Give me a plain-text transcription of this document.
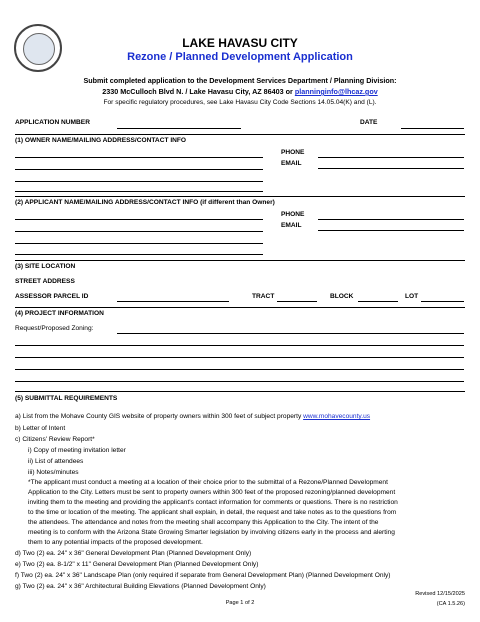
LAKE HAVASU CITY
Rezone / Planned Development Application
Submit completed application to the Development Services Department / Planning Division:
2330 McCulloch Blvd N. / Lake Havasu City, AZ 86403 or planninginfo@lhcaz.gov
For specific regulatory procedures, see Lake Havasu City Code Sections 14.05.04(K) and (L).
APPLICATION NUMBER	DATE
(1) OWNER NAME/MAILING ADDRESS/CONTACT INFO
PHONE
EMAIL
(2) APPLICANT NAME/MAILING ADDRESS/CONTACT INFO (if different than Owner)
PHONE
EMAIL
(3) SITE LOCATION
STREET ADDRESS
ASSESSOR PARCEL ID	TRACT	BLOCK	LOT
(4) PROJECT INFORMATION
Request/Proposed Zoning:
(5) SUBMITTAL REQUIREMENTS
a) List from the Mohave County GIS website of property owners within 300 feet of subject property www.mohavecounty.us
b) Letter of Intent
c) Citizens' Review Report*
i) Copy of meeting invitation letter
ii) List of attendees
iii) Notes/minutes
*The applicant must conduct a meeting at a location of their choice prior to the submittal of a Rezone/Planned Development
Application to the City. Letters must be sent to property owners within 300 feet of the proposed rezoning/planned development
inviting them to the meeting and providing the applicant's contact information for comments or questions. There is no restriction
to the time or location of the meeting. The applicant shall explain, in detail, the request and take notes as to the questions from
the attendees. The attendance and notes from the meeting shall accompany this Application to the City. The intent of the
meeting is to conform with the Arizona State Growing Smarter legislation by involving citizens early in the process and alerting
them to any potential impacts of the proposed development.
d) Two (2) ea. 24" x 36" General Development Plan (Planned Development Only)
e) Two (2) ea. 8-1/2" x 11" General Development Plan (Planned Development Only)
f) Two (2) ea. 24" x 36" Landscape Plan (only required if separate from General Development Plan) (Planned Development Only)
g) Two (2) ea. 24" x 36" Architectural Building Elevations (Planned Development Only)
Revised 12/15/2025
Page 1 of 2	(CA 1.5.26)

------------------------------

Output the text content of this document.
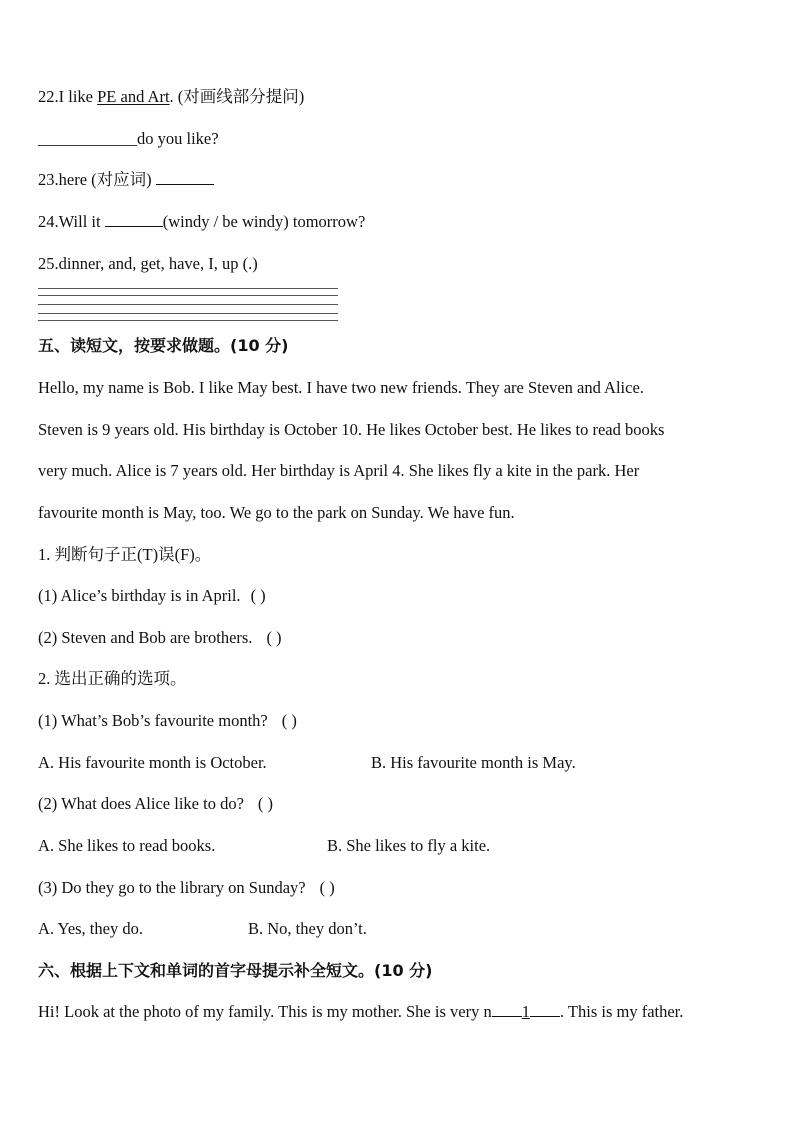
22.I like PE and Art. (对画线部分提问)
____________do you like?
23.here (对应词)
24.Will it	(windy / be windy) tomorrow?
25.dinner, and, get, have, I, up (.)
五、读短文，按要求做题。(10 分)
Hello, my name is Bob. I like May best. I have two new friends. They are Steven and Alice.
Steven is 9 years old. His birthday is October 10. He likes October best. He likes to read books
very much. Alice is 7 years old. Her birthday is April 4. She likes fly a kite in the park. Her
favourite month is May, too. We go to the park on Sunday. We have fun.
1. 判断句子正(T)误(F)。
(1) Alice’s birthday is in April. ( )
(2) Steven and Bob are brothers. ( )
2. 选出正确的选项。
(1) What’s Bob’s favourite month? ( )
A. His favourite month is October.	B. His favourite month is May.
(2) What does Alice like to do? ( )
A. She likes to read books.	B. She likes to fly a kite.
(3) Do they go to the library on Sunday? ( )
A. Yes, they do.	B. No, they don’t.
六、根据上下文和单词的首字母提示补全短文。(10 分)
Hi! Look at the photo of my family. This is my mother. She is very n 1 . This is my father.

------------------------------

### Exercise directions:
Scan the listing above. Gather each line that contains the word "Alice".

### Answer below:
Hello, my name is Bob. I like May best. I have two new friends. They are Steven and Alice.
very much. Alice is 7 years old. Her birthday is April 4. She likes fly a kite in the park. Her
(1) Alice’s birthday is in April. ( )
(2) What does Alice like to do? ( )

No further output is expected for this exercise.